What you should do:
Find the number of lines containing the string "this" in the data. Answer with the number by itself.

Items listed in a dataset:
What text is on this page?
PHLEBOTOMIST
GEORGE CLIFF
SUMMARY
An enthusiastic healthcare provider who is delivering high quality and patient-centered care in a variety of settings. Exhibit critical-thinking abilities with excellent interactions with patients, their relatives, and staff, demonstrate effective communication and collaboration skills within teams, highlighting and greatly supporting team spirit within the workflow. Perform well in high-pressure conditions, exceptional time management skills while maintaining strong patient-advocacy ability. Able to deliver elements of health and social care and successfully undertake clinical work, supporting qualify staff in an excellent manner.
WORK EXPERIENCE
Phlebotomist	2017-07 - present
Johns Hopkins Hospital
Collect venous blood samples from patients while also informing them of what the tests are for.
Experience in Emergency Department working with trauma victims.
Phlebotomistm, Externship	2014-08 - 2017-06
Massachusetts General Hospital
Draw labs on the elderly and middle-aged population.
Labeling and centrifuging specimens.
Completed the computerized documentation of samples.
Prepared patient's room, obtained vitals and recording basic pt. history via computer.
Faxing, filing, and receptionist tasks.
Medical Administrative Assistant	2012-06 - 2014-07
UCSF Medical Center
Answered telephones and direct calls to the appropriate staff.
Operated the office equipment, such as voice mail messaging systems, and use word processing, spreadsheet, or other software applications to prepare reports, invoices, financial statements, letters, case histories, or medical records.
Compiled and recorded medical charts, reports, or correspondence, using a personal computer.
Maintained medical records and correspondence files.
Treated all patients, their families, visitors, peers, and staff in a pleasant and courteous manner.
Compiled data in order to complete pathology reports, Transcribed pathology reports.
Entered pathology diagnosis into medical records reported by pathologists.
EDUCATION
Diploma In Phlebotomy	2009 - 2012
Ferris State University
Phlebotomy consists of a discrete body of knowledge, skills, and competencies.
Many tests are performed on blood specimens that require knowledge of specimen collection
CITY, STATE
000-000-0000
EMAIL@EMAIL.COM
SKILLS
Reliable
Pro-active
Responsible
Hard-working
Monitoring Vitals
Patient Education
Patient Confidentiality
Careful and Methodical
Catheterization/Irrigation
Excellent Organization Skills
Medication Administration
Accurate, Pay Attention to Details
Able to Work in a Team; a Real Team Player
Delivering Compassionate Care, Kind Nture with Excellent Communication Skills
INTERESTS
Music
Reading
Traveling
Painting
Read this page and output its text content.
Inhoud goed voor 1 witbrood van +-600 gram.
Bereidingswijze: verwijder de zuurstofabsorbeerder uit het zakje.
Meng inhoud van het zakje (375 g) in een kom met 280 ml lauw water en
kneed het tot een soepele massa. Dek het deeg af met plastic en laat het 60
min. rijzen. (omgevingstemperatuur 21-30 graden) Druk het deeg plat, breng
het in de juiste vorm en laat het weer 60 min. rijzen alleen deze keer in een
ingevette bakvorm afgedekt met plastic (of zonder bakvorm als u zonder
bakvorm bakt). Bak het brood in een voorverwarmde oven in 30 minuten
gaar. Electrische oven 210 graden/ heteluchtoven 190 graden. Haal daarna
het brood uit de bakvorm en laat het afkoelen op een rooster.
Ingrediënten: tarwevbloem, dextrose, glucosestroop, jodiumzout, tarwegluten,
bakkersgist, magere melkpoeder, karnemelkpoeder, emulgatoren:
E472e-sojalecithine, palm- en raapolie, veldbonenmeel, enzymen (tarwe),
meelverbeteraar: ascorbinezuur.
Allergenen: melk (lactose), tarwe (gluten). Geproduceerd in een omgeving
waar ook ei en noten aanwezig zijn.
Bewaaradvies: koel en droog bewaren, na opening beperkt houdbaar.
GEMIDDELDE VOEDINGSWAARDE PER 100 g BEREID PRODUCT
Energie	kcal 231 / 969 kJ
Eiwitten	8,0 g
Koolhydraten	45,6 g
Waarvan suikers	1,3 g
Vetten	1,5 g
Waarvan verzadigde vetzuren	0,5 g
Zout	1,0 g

Answer:
2